* BEGIN *

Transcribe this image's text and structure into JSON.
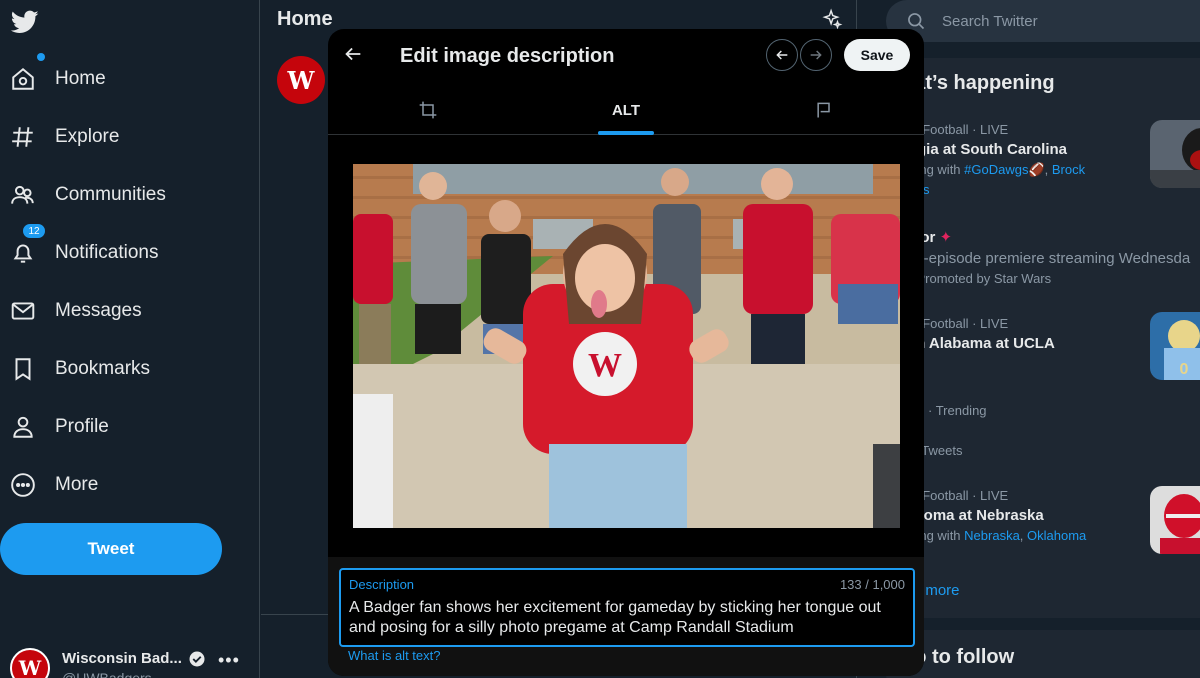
{
  "colors": {
    "background": "#15202b",
    "accent": "#1d9bf0",
    "modal": "#000000",
    "brand_red": "#c5050c"
  },
  "sidebar": {
    "logo_icon": "twitter-bird-icon",
    "items": [
      {
        "label": "Home",
        "icon": "home-icon"
      },
      {
        "label": "Explore",
        "icon": "hashtag-icon"
      },
      {
        "label": "Communities",
        "icon": "communities-icon"
      },
      {
        "label": "Notifications",
        "icon": "bell-icon",
        "badge": "12"
      },
      {
        "label": "Messages",
        "icon": "envelope-icon"
      },
      {
        "label": "Bookmarks",
        "icon": "bookmark-icon"
      },
      {
        "label": "Profile",
        "icon": "person-icon"
      },
      {
        "label": "More",
        "icon": "more-circle-icon"
      }
    ],
    "tweet_label": "Tweet",
    "account": {
      "name": "Wisconsin Bad...",
      "handle": "@UWBadgers",
      "avatar_text": "W"
    }
  },
  "center": {
    "title": "Home",
    "avatar_text": "W"
  },
  "right": {
    "search_placeholder": "Search Twitter",
    "trends_title": "hat’s happening",
    "trends": [
      {
        "meta": "AA Football · LIVE",
        "title": "orgia at South Carolina",
        "sub_prefix": "nding with ",
        "link1": "#GoDawgs",
        "link2": "Brock",
        "extra": "wers"
      },
      {
        "title": "ndor",
        "desc": "ree-episode premiere streaming Wednesda",
        "meta2": "Promoted by Star Wars"
      },
      {
        "meta": "AA Football · LIVE",
        "title": "uth Alabama at UCLA"
      },
      {
        "meta": "itics · Trending",
        "title": "etz",
        "sub": "3K Tweets"
      },
      {
        "meta": "AA Football · LIVE",
        "title": "lahoma at Nebraska",
        "sub_prefix": "nding with ",
        "link1": "Nebraska",
        "link2": "Oklahoma"
      }
    ],
    "show_more": "ow more",
    "follow_title": "ho to follow"
  },
  "modal": {
    "title": "Edit image description",
    "save_label": "Save",
    "tab_alt_label": "ALT",
    "description_label": "Description",
    "char_count": "133 / 1,000",
    "description_value": "A Badger fan shows her excitement for gameday by sticking her tongue out and posing for a silly photo pregame at Camp Randall Stadium",
    "alt_link": "What is alt text?"
  }
}
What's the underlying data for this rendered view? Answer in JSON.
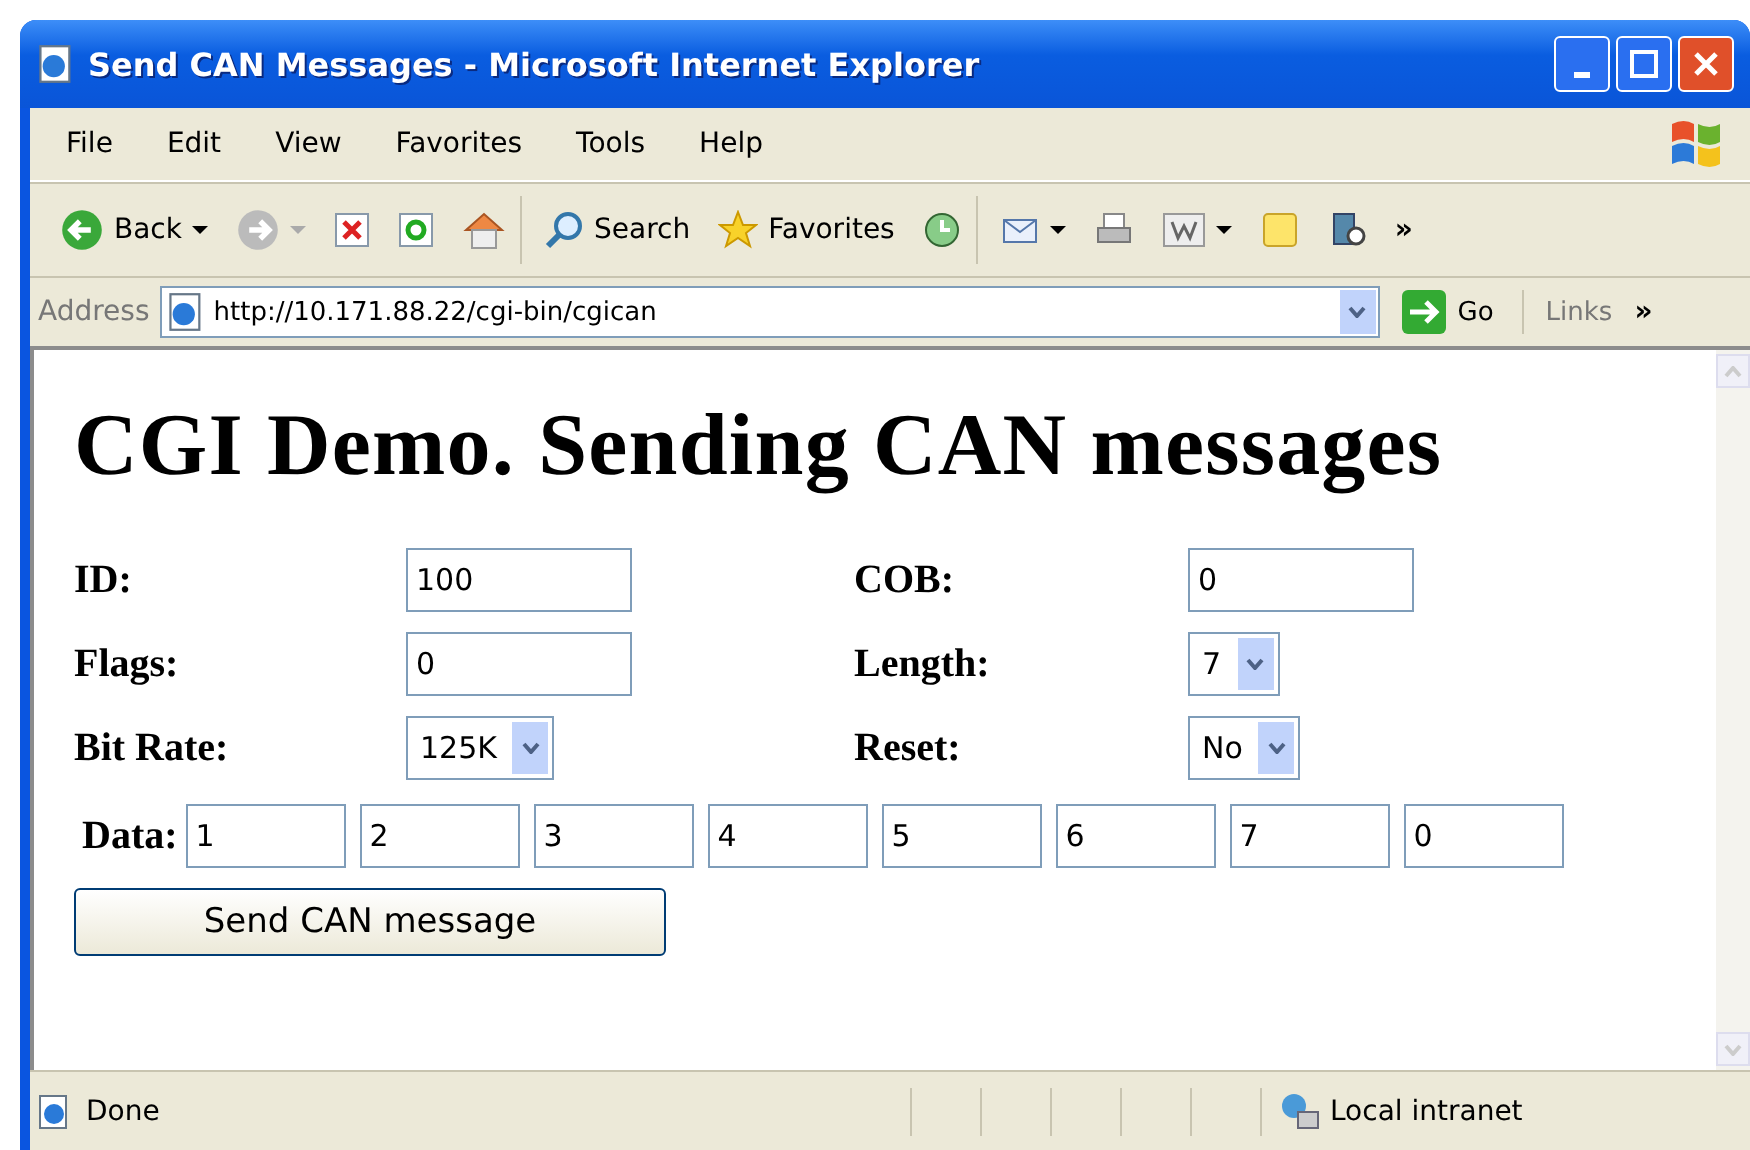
{
  "window": {
    "title": "Send CAN Messages - Microsoft Internet Explorer"
  },
  "menu": [
    "File",
    "Edit",
    "View",
    "Favorites",
    "Tools",
    "Help"
  ],
  "toolbar": [
    {
      "kind": "back",
      "label": "Back"
    },
    {
      "kind": "forward"
    },
    {
      "kind": "stop"
    },
    {
      "kind": "refresh"
    },
    {
      "kind": "home"
    },
    {
      "kind": "search",
      "label": "Search"
    },
    {
      "kind": "favorites",
      "label": "Favorites"
    },
    {
      "kind": "history"
    },
    {
      "kind": "mail"
    },
    {
      "kind": "print"
    },
    {
      "kind": "edit"
    },
    {
      "kind": "note"
    },
    {
      "kind": "research"
    }
  ],
  "toolbar_more": "»",
  "address": {
    "label": "Address",
    "url": "http://10.171.88.22/cgi-bin/cgican",
    "go": "Go",
    "links": "Links",
    "links_more": "»"
  },
  "page": {
    "heading": "CGI Demo. Sending CAN messages",
    "fields": [
      {
        "label": "ID:",
        "kind": "text",
        "value": "100"
      },
      {
        "label": "COB:",
        "kind": "text",
        "value": "0"
      },
      {
        "label": "Flags:",
        "kind": "text",
        "value": "0"
      },
      {
        "label": "Length:",
        "kind": "select",
        "value": "7"
      },
      {
        "label": "Bit Rate:",
        "kind": "select",
        "value": "125K"
      },
      {
        "label": "Reset:",
        "kind": "select",
        "value": "No"
      }
    ],
    "data_label": "Data:",
    "data": [
      "1",
      "2",
      "3",
      "4",
      "5",
      "6",
      "7",
      "0"
    ],
    "button": "Send CAN message"
  },
  "status_bar": {
    "text": "Done",
    "zone": "Local intranet"
  }
}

* END *

* _BRIEF_
Which lines hold the string "icon"? List them all.

* _SOLUTION_
    "logo_icon": "twitter-bird-icon",
        "icon": "home-icon"
        "icon": "hashtag-icon"
        "icon": "communities-icon"
        "icon": "bell-icon",
        "icon": "envelope-icon"
        "icon": "bookmark-icon"
        "icon": "person-icon"
        "icon": "more-circle-icon"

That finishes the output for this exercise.